— BEGIN —

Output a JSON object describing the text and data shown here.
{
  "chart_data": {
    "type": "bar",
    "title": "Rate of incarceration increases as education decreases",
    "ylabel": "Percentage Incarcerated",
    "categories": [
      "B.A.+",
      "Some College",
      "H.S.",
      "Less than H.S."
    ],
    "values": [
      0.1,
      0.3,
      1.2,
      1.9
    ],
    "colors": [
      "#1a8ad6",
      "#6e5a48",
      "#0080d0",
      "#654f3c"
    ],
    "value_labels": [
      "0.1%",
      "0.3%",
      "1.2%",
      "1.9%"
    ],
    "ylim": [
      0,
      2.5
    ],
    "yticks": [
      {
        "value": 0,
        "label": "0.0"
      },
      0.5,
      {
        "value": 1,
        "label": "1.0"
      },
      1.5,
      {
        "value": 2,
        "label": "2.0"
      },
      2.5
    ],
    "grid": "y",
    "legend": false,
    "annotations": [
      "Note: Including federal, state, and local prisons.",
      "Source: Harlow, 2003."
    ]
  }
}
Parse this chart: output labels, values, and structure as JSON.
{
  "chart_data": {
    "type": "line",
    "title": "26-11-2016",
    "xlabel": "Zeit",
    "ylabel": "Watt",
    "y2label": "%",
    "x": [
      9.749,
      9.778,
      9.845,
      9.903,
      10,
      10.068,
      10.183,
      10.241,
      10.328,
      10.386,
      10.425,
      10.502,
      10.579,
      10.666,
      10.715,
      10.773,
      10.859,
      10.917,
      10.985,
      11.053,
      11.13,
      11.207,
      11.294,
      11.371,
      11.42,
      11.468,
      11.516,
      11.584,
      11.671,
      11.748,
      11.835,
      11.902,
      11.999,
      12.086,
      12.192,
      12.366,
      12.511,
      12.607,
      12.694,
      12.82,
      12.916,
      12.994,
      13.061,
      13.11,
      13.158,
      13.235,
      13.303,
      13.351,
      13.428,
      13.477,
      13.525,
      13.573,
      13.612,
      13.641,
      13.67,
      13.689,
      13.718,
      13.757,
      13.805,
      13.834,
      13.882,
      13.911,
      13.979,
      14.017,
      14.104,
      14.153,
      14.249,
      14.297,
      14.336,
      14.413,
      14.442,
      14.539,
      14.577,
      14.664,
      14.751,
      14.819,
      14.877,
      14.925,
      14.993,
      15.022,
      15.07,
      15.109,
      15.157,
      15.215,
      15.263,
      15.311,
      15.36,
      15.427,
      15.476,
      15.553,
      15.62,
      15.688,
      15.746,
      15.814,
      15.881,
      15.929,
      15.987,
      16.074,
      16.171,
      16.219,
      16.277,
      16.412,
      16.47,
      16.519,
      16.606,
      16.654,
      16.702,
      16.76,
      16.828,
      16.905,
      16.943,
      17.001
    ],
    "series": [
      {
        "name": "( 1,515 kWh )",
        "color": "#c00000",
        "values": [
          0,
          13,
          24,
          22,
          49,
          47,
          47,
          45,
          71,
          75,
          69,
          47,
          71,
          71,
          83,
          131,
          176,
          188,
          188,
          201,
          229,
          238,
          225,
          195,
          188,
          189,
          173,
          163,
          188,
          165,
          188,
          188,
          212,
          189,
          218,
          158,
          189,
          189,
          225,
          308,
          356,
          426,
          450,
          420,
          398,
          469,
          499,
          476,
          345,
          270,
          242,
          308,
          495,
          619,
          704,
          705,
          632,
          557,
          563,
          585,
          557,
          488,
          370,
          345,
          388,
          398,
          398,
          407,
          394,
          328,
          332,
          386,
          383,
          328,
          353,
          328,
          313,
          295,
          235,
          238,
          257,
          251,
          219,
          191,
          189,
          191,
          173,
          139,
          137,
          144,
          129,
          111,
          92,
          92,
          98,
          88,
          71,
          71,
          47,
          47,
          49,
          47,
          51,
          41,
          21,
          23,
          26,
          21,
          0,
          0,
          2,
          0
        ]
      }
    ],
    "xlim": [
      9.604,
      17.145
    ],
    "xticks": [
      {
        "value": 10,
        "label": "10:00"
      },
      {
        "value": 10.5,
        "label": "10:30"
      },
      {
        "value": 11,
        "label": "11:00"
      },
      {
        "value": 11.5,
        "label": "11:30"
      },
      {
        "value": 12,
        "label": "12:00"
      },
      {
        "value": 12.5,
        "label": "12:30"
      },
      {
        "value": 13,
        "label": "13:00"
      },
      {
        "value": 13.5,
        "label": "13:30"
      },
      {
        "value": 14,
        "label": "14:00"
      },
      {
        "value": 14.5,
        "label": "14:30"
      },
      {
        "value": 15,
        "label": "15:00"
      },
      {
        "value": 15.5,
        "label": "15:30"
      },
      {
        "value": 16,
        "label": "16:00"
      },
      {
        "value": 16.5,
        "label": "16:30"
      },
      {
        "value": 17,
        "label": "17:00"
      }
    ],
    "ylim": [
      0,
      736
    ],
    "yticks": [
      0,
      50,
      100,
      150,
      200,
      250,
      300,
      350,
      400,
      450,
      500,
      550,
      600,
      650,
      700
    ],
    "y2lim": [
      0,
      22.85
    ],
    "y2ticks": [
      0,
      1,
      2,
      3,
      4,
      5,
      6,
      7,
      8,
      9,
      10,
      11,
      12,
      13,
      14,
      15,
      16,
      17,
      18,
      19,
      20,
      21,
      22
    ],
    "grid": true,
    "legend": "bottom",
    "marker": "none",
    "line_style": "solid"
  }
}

— END —

GIVEN INSTRUCTION: Each line must be given again exactly as written above.

ANSWER TO THIS EXERCISE:
Output a JSON object describing the text and data shown here.
{
  "chart_data": {
    "type": "bar",
    "title": "Rate of incarceration increases as education decreases",
    "ylabel": "Percentage Incarcerated",
    "categories": [
      "B.A.+",
      "Some College",
      "H.S.",
      "Less than H.S."
    ],
    "values": [
      0.1,
      0.3,
      1.2,
      1.9
    ],
    "colors": [
      "#1a8ad6",
      "#6e5a48",
      "#0080d0",
      "#654f3c"
    ],
    "value_labels": [
      "0.1%",
      "0.3%",
      "1.2%",
      "1.9%"
    ],
    "ylim": [
      0,
      2.5
    ],
    "yticks": [
      {
        "value": 0,
        "label": "0.0"
      },
      0.5,
      {
        "value": 1,
        "label": "1.0"
      },
      1.5,
      {
        "value": 2,
        "label": "2.0"
      },
      2.5
    ],
    "grid": "y",
    "legend": false,
    "annotations": [
      "Note: Including federal, state, and local prisons.",
      "Source: Harlow, 2003."
    ]
  }
}
Parse this chart: output labels, values, and structure as JSON.
{
  "chart_data": {
    "type": "line",
    "title": "26-11-2016",
    "xlabel": "Zeit",
    "ylabel": "Watt",
    "y2label": "%",
    "x": [
      9.749,
      9.778,
      9.845,
      9.903,
      10,
      10.068,
      10.183,
      10.241,
      10.328,
      10.386,
      10.425,
      10.502,
      10.579,
      10.666,
      10.715,
      10.773,
      10.859,
      10.917,
      10.985,
      11.053,
      11.13,
      11.207,
      11.294,
      11.371,
      11.42,
      11.468,
      11.516,
      11.584,
      11.671,
      11.748,
      11.835,
      11.902,
      11.999,
      12.086,
      12.192,
      12.366,
      12.511,
      12.607,
      12.694,
      12.82,
      12.916,
      12.994,
      13.061,
      13.11,
      13.158,
      13.235,
      13.303,
      13.351,
      13.428,
      13.477,
      13.525,
      13.573,
      13.612,
      13.641,
      13.67,
      13.689,
      13.718,
      13.757,
      13.805,
      13.834,
      13.882,
      13.911,
      13.979,
      14.017,
      14.104,
      14.153,
      14.249,
      14.297,
      14.336,
      14.413,
      14.442,
      14.539,
      14.577,
      14.664,
      14.751,
      14.819,
      14.877,
      14.925,
      14.993,
      15.022,
      15.07,
      15.109,
      15.157,
      15.215,
      15.263,
      15.311,
      15.36,
      15.427,
      15.476,
      15.553,
      15.62,
      15.688,
      15.746,
      15.814,
      15.881,
      15.929,
      15.987,
      16.074,
      16.171,
      16.219,
      16.277,
      16.412,
      16.47,
      16.519,
      16.606,
      16.654,
      16.702,
      16.76,
      16.828,
      16.905,
      16.943,
      17.001
    ],
    "series": [
      {
        "name": "( 1,515 kWh )",
        "color": "#c00000",
        "values": [
          0,
          13,
          24,
          22,
          49,
          47,
          47,
          45,
          71,
          75,
          69,
          47,
          71,
          71,
          83,
          131,
          176,
          188,
          188,
          201,
          229,
          238,
          225,
          195,
          188,
          189,
          173,
          163,
          188,
          165,
          188,
          188,
          212,
          189,
          218,
          158,
          189,
          189,
          225,
          308,
          356,
          426,
          450,
          420,
          398,
          469,
          499,
          476,
          345,
          270,
          242,
          308,
          495,
          619,
          704,
          705,
          632,
          557,
          563,
          585,
          557,
          488,
          370,
          345,
          388,
          398,
          398,
          407,
          394,
          328,
          332,
          386,
          383,
          328,
          353,
          328,
          313,
          295,
          235,
          238,
          257,
          251,
          219,
          191,
          189,
          191,
          173,
          139,
          137,
          144,
          129,
          111,
          92,
          92,
          98,
          88,
          71,
          71,
          47,
          47,
          49,
          47,
          51,
          41,
          21,
          23,
          26,
          21,
          0,
          0,
          2,
          0
        ]
      }
    ],
    "xlim": [
      9.604,
      17.145
    ],
    "xticks": [
      {
        "value": 10,
        "label": "10:00"
      },
      {
        "value": 10.5,
        "label": "10:30"
      },
      {
        "value": 11,
        "label": "11:00"
      },
      {
        "value": 11.5,
        "label": "11:30"
      },
      {
        "value": 12,
        "label": "12:00"
      },
      {
        "value": 12.5,
        "label": "12:30"
      },
      {
        "value": 13,
        "label": "13:00"
      },
      {
        "value": 13.5,
        "label": "13:30"
      },
      {
        "value": 14,
        "label": "14:00"
      },
      {
        "value": 14.5,
        "label": "14:30"
      },
      {
        "value": 15,
        "label": "15:00"
      },
      {
        "value": 15.5,
        "label": "15:30"
      },
      {
        "value": 16,
        "label": "16:00"
      },
      {
        "value": 16.5,
        "label": "16:30"
      },
      {
        "value": 17,
        "label": "17:00"
      }
    ],
    "ylim": [
      0,
      736
    ],
    "yticks": [
      0,
      50,
      100,
      150,
      200,
      250,
      300,
      350,
      400,
      450,
      500,
      550,
      600,
      650,
      700
    ],
    "y2lim": [
      0,
      22.85
    ],
    "y2ticks": [
      0,
      1,
      2,
      3,
      4,
      5,
      6,
      7,
      8,
      9,
      10,
      11,
      12,
      13,
      14,
      15,
      16,
      17,
      18,
      19,
      20,
      21,
      22
    ],
    "grid": true,
    "legend": "bottom",
    "marker": "none",
    "line_style": "solid"
  }
}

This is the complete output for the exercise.